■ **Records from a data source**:
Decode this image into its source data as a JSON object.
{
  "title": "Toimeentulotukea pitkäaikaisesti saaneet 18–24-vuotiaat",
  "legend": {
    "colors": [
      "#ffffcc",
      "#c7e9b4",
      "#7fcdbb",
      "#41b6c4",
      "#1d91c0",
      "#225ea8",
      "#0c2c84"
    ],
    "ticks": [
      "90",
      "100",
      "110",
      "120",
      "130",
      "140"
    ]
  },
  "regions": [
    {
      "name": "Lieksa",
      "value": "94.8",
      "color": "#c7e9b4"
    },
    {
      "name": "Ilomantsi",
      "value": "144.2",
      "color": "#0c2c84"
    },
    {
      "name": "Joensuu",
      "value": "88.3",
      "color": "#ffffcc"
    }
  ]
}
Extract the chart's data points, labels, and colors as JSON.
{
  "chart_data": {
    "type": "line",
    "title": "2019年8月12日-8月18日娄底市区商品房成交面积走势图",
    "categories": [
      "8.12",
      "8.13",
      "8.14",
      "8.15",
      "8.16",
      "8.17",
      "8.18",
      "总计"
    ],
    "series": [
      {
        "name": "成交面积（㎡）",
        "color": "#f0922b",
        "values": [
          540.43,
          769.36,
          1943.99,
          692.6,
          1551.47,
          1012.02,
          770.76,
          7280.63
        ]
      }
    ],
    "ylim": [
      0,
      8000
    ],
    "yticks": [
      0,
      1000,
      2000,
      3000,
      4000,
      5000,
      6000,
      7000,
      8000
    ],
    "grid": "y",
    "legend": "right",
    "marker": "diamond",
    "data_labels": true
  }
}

■ **Task description**: All lines from the one containing "Extract the chart's" through the end of the records, both ends included, are to be quoted exactly; please add nothing else.

■ **The completed task**:
Extract the chart's data points, labels, and colors as JSON.
{
  "chart_data": {
    "type": "line",
    "title": "2019年8月12日-8月18日娄底市区商品房成交面积走势图",
    "categories": [
      "8.12",
      "8.13",
      "8.14",
      "8.15",
      "8.16",
      "8.17",
      "8.18",
      "总计"
    ],
    "series": [
      {
        "name": "成交面积（㎡）",
        "color": "#f0922b",
        "values": [
          540.43,
          769.36,
          1943.99,
          692.6,
          1551.47,
          1012.02,
          770.76,
          7280.63
        ]
      }
    ],
    "ylim": [
      0,
      8000
    ],
    "yticks": [
      0,
      1000,
      2000,
      3000,
      4000,
      5000,
      6000,
      7000,
      8000
    ],
    "grid": "y",
    "legend": "right",
    "marker": "diamond",
    "data_labels": true
  }
}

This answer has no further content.